* START Records provided *

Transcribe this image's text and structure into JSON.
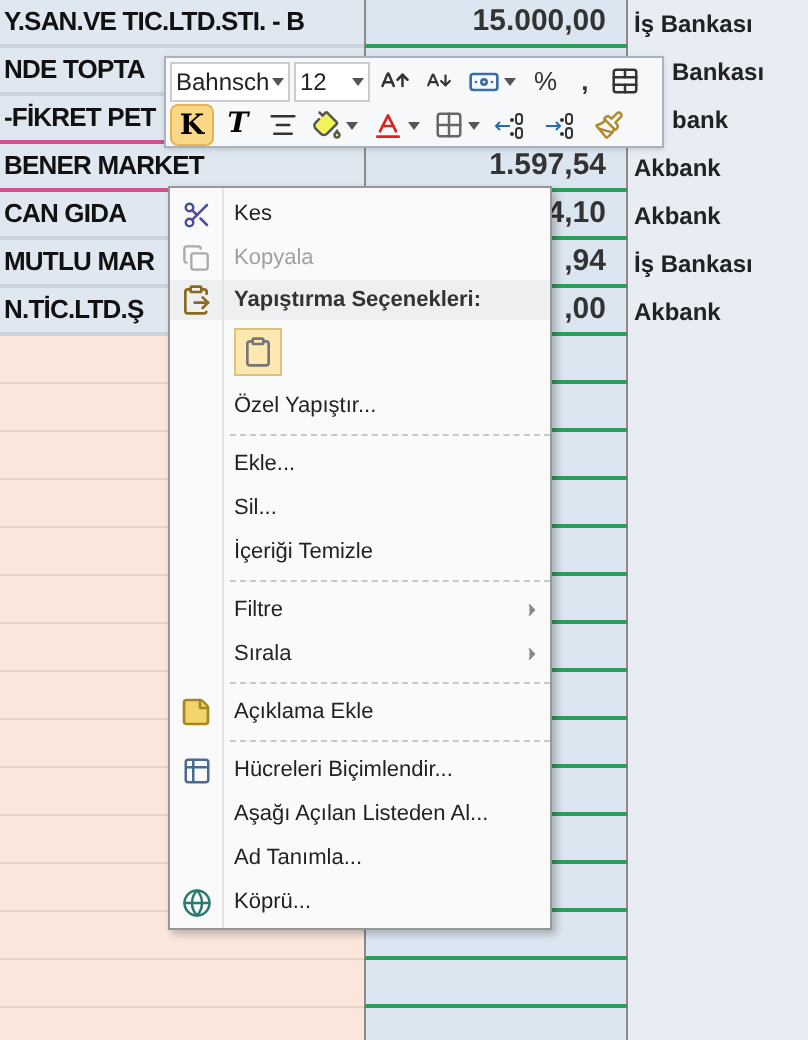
{
  "sheet": {
    "rows": [
      {
        "name": "Y.SAN.VE TIC.LTD.STI. - B",
        "amount": "15.000,00",
        "bank": "İş Bankası"
      },
      {
        "name": "NDE TOPTA",
        "bank": "Bankası"
      },
      {
        "name": "-FİKRET PET",
        "bank": "bank"
      },
      {
        "name": "BENER MARKET",
        "amount": "1.597,54",
        "bank": "Akbank"
      },
      {
        "name": "CAN GIDA",
        "amount": "4,10",
        "bank": "Akbank"
      },
      {
        "name": "MUTLU MAR",
        "amount": ",94",
        "bank": "İş Bankası"
      },
      {
        "name": "N.TİC.LTD.Ş",
        "amount": ",00",
        "bank": "Akbank"
      }
    ]
  },
  "mini_toolbar": {
    "font": "Bahnsch",
    "size": "12",
    "percent": "%",
    "comma": ",",
    "bold": {
      "label": "K",
      "selected": true
    },
    "italic": {
      "label": "T",
      "selected": false
    }
  },
  "context_menu": {
    "items": [
      {
        "kind": "item",
        "label": "Kes",
        "disabled": false
      },
      {
        "kind": "item",
        "label": "Kopyala",
        "disabled": true
      },
      {
        "kind": "header",
        "label": "Yapıştırma Seçenekleri:"
      },
      {
        "kind": "paste"
      },
      {
        "kind": "item",
        "label": "Özel Yapıştır...",
        "disabled": false
      },
      {
        "kind": "separator"
      },
      {
        "kind": "item",
        "label": "Ekle...",
        "disabled": false
      },
      {
        "kind": "item",
        "label": "Sil...",
        "disabled": false
      },
      {
        "kind": "item",
        "label": "İçeriği Temizle",
        "disabled": false
      },
      {
        "kind": "separator"
      },
      {
        "kind": "submenu",
        "label": "Filtre",
        "disabled": false
      },
      {
        "kind": "submenu",
        "label": "Sırala",
        "disabled": false
      },
      {
        "kind": "separator"
      },
      {
        "kind": "item",
        "label": "Açıklama Ekle",
        "disabled": false
      },
      {
        "kind": "separator"
      },
      {
        "kind": "item",
        "label": "Hücreleri Biçimlendir...",
        "disabled": false
      },
      {
        "kind": "item",
        "label": "Aşağı Açılan Listeden Al...",
        "disabled": false
      },
      {
        "kind": "item",
        "label": "Ad Tanımla...",
        "disabled": false
      },
      {
        "kind": "item",
        "label": "Köprü...",
        "disabled": false
      }
    ]
  }
}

* END Records provided *

> [Aim] All the records need to be repeated exactly, with the images dropped.

> [Solution]
Transcribe this image's text and structure into JSON.
{
  "sheet": {
    "rows": [
      {
        "name": "Y.SAN.VE TIC.LTD.STI. - B",
        "amount": "15.000,00",
        "bank": "İş Bankası"
      },
      {
        "name": "NDE TOPTA",
        "bank": "Bankası"
      },
      {
        "name": "-FİKRET PET",
        "bank": "bank"
      },
      {
        "name": "BENER MARKET",
        "amount": "1.597,54",
        "bank": "Akbank"
      },
      {
        "name": "CAN GIDA",
        "amount": "4,10",
        "bank": "Akbank"
      },
      {
        "name": "MUTLU MAR",
        "amount": ",94",
        "bank": "İş Bankası"
      },
      {
        "name": "N.TİC.LTD.Ş",
        "amount": ",00",
        "bank": "Akbank"
      }
    ]
  },
  "mini_toolbar": {
    "font": "Bahnsch",
    "size": "12",
    "percent": "%",
    "comma": ",",
    "bold": {
      "label": "K",
      "selected": true
    },
    "italic": {
      "label": "T",
      "selected": false
    }
  },
  "context_menu": {
    "items": [
      {
        "kind": "item",
        "label": "Kes",
        "disabled": false
      },
      {
        "kind": "item",
        "label": "Kopyala",
        "disabled": true
      },
      {
        "kind": "header",
        "label": "Yapıştırma Seçenekleri:"
      },
      {
        "kind": "paste"
      },
      {
        "kind": "item",
        "label": "Özel Yapıştır...",
        "disabled": false
      },
      {
        "kind": "separator"
      },
      {
        "kind": "item",
        "label": "Ekle...",
        "disabled": false
      },
      {
        "kind": "item",
        "label": "Sil...",
        "disabled": false
      },
      {
        "kind": "item",
        "label": "İçeriği Temizle",
        "disabled": false
      },
      {
        "kind": "separator"
      },
      {
        "kind": "submenu",
        "label": "Filtre",
        "disabled": false
      },
      {
        "kind": "submenu",
        "label": "Sırala",
        "disabled": false
      },
      {
        "kind": "separator"
      },
      {
        "kind": "item",
        "label": "Açıklama Ekle",
        "disabled": false
      },
      {
        "kind": "separator"
      },
      {
        "kind": "item",
        "label": "Hücreleri Biçimlendir...",
        "disabled": false
      },
      {
        "kind": "item",
        "label": "Aşağı Açılan Listeden Al...",
        "disabled": false
      },
      {
        "kind": "item",
        "label": "Ad Tanımla...",
        "disabled": false
      },
      {
        "kind": "item",
        "label": "Köprü...",
        "disabled": false
      }
    ]
  }
}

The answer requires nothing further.